- **Required work**
Output the material below in full, exactly as it is.

#### Raw data

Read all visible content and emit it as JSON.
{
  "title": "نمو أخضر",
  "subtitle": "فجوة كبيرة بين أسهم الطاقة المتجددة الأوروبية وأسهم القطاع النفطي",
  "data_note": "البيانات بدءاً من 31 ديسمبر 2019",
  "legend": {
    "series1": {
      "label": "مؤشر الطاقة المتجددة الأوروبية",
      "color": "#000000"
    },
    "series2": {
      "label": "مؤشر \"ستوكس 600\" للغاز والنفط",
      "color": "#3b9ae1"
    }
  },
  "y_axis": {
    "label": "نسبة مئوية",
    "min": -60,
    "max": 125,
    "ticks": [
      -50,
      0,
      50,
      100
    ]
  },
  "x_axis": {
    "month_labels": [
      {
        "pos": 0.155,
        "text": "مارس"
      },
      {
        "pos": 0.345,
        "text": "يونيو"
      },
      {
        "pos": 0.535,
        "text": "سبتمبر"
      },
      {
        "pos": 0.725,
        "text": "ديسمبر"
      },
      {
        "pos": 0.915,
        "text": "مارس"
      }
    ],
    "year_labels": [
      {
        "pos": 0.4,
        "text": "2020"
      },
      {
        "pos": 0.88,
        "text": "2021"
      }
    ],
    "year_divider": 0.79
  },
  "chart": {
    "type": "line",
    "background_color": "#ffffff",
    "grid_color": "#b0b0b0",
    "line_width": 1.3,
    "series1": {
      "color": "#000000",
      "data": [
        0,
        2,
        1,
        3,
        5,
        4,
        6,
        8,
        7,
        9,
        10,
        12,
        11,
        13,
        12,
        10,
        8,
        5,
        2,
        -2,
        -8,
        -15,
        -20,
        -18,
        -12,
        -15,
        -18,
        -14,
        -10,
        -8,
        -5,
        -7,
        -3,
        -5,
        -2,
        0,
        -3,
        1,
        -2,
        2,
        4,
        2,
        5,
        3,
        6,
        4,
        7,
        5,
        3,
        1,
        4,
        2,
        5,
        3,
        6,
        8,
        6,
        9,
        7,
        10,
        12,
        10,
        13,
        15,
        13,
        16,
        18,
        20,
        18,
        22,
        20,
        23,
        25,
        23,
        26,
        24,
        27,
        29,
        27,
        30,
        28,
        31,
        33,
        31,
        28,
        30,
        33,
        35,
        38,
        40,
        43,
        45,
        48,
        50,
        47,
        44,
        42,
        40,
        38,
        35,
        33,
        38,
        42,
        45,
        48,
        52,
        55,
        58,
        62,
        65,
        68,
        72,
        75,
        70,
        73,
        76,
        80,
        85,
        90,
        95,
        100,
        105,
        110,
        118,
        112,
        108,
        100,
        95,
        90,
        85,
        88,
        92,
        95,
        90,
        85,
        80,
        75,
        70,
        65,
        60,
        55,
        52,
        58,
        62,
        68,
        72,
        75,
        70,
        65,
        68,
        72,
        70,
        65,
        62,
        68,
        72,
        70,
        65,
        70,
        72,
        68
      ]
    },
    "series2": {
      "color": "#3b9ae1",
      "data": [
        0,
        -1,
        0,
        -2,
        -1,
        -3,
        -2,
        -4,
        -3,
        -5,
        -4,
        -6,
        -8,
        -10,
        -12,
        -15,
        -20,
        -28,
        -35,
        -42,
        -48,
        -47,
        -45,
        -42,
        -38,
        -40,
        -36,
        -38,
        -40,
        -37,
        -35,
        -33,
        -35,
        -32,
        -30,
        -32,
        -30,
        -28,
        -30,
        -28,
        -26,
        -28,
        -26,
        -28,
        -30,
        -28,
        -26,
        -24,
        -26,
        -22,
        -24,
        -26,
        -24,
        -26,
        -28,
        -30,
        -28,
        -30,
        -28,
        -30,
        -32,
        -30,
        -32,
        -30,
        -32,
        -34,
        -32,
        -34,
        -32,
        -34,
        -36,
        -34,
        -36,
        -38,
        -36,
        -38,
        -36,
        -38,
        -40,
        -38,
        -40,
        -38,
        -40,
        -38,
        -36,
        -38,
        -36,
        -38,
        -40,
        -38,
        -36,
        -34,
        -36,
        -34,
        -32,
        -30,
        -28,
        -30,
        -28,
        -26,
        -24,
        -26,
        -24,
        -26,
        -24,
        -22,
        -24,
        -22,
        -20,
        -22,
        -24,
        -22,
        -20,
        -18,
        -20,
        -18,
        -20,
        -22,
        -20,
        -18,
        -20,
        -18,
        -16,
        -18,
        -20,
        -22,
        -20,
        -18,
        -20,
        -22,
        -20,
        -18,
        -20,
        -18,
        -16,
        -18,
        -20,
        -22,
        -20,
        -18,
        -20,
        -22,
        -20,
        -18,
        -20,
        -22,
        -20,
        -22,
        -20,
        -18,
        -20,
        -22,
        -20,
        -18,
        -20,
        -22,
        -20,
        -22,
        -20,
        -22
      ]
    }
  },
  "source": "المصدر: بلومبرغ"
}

########

- **Response to the task**
Read all visible content and emit it as JSON.
{
  "title": "نمو أخضر",
  "subtitle": "فجوة كبيرة بين أسهم الطاقة المتجددة الأوروبية وأسهم القطاع النفطي",
  "data_note": "البيانات بدءاً من 31 ديسمبر 2019",
  "legend": {
    "series1": {
      "label": "مؤشر الطاقة المتجددة الأوروبية",
      "color": "#000000"
    },
    "series2": {
      "label": "مؤشر \"ستوكس 600\" للغاز والنفط",
      "color": "#3b9ae1"
    }
  },
  "y_axis": {
    "label": "نسبة مئوية",
    "min": -60,
    "max": 125,
    "ticks": [
      -50,
      0,
      50,
      100
    ]
  },
  "x_axis": {
    "month_labels": [
      {
        "pos": 0.155,
        "text": "مارس"
      },
      {
        "pos": 0.345,
        "text": "يونيو"
      },
      {
        "pos": 0.535,
        "text": "سبتمبر"
      },
      {
        "pos": 0.725,
        "text": "ديسمبر"
      },
      {
        "pos": 0.915,
        "text": "مارس"
      }
    ],
    "year_labels": [
      {
        "pos": 0.4,
        "text": "2020"
      },
      {
        "pos": 0.88,
        "text": "2021"
      }
    ],
    "year_divider": 0.79
  },
  "chart": {
    "type": "line",
    "background_color": "#ffffff",
    "grid_color": "#b0b0b0",
    "line_width": 1.3,
    "series1": {
      "color": "#000000",
      "data": [
        0,
        2,
        1,
        3,
        5,
        4,
        6,
        8,
        7,
        9,
        10,
        12,
        11,
        13,
        12,
        10,
        8,
        5,
        2,
        -2,
        -8,
        -15,
        -20,
        -18,
        -12,
        -15,
        -18,
        -14,
        -10,
        -8,
        -5,
        -7,
        -3,
        -5,
        -2,
        0,
        -3,
        1,
        -2,
        2,
        4,
        2,
        5,
        3,
        6,
        4,
        7,
        5,
        3,
        1,
        4,
        2,
        5,
        3,
        6,
        8,
        6,
        9,
        7,
        10,
        12,
        10,
        13,
        15,
        13,
        16,
        18,
        20,
        18,
        22,
        20,
        23,
        25,
        23,
        26,
        24,
        27,
        29,
        27,
        30,
        28,
        31,
        33,
        31,
        28,
        30,
        33,
        35,
        38,
        40,
        43,
        45,
        48,
        50,
        47,
        44,
        42,
        40,
        38,
        35,
        33,
        38,
        42,
        45,
        48,
        52,
        55,
        58,
        62,
        65,
        68,
        72,
        75,
        70,
        73,
        76,
        80,
        85,
        90,
        95,
        100,
        105,
        110,
        118,
        112,
        108,
        100,
        95,
        90,
        85,
        88,
        92,
        95,
        90,
        85,
        80,
        75,
        70,
        65,
        60,
        55,
        52,
        58,
        62,
        68,
        72,
        75,
        70,
        65,
        68,
        72,
        70,
        65,
        62,
        68,
        72,
        70,
        65,
        70,
        72,
        68
      ]
    },
    "series2": {
      "color": "#3b9ae1",
      "data": [
        0,
        -1,
        0,
        -2,
        -1,
        -3,
        -2,
        -4,
        -3,
        -5,
        -4,
        -6,
        -8,
        -10,
        -12,
        -15,
        -20,
        -28,
        -35,
        -42,
        -48,
        -47,
        -45,
        -42,
        -38,
        -40,
        -36,
        -38,
        -40,
        -37,
        -35,
        -33,
        -35,
        -32,
        -30,
        -32,
        -30,
        -28,
        -30,
        -28,
        -26,
        -28,
        -26,
        -28,
        -30,
        -28,
        -26,
        -24,
        -26,
        -22,
        -24,
        -26,
        -24,
        -26,
        -28,
        -30,
        -28,
        -30,
        -28,
        -30,
        -32,
        -30,
        -32,
        -30,
        -32,
        -34,
        -32,
        -34,
        -32,
        -34,
        -36,
        -34,
        -36,
        -38,
        -36,
        -38,
        -36,
        -38,
        -40,
        -38,
        -40,
        -38,
        -40,
        -38,
        -36,
        -38,
        -36,
        -38,
        -40,
        -38,
        -36,
        -34,
        -36,
        -34,
        -32,
        -30,
        -28,
        -30,
        -28,
        -26,
        -24,
        -26,
        -24,
        -26,
        -24,
        -22,
        -24,
        -22,
        -20,
        -22,
        -24,
        -22,
        -20,
        -18,
        -20,
        -18,
        -20,
        -22,
        -20,
        -18,
        -20,
        -18,
        -16,
        -18,
        -20,
        -22,
        -20,
        -18,
        -20,
        -22,
        -20,
        -18,
        -20,
        -18,
        -16,
        -18,
        -20,
        -22,
        -20,
        -18,
        -20,
        -22,
        -20,
        -18,
        -20,
        -22,
        -20,
        -22,
        -20,
        -18,
        -20,
        -22,
        -20,
        -18,
        -20,
        -22,
        -20,
        -22,
        -20,
        -22
      ]
    }
  },
  "source": "المصدر: بلومبرغ"
}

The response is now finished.